[Begin STORED RECORDS]

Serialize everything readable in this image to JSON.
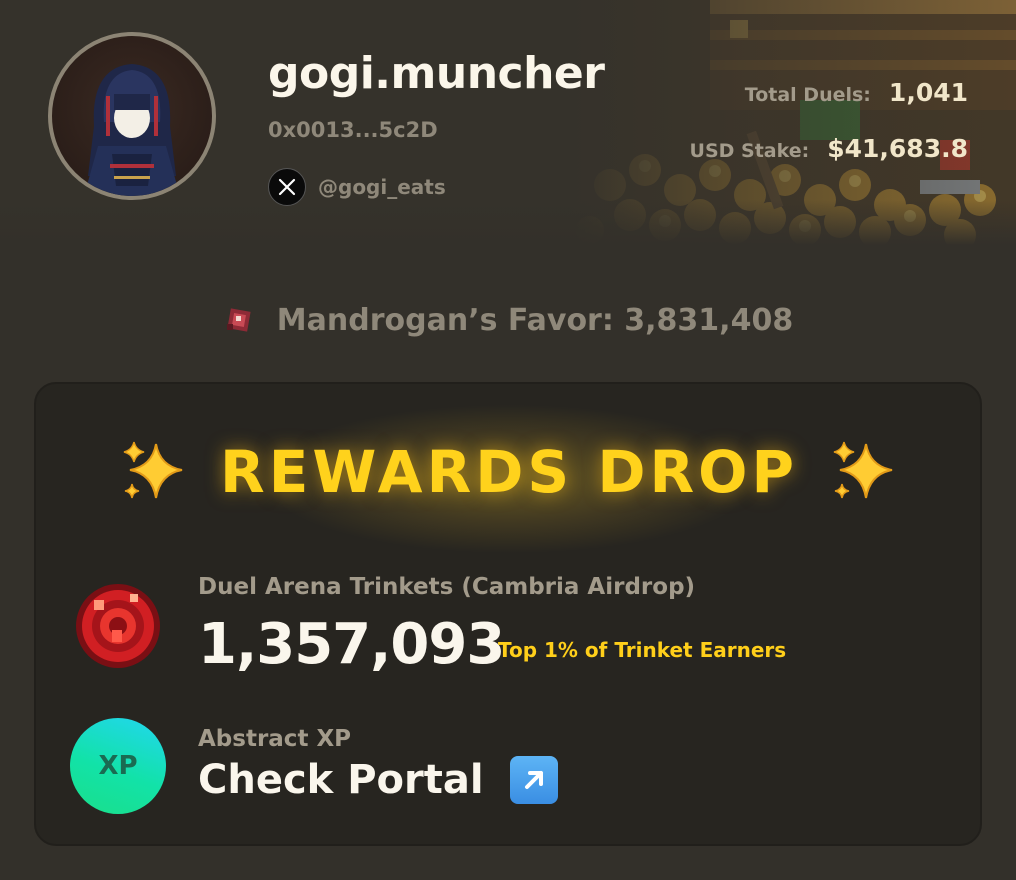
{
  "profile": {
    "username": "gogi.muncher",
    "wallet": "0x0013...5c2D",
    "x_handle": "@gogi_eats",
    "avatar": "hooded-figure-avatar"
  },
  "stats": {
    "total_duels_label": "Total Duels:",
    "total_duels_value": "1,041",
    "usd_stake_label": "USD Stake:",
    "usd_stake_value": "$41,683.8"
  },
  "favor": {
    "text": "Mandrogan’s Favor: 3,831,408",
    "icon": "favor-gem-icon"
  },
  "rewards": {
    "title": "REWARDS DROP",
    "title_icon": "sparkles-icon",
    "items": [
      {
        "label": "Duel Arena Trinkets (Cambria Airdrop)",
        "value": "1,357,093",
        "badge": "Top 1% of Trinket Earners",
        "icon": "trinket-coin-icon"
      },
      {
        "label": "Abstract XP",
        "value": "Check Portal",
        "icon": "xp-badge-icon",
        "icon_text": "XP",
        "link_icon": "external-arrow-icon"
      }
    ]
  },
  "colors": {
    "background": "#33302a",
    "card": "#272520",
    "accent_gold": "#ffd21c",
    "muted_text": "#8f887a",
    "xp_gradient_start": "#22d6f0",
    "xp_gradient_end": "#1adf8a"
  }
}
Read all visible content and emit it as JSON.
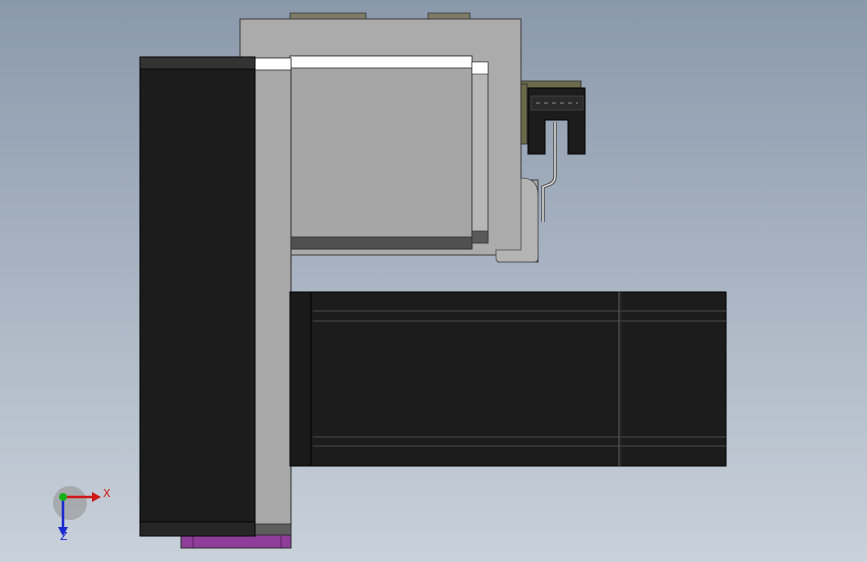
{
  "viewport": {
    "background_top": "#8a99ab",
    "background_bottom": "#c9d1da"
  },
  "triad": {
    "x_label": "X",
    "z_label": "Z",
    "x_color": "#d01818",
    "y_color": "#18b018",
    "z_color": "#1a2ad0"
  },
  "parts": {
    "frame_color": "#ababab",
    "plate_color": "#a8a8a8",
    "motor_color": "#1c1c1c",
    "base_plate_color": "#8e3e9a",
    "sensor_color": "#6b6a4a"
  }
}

[End STORED RECORDS]

[STATED EXERCISE]
For the listing above, identify each line bearing "JSON".

[EXERCISE RESPONSE]
Serialize everything readable in this image to JSON.
Read all visible content and emit it as JSON.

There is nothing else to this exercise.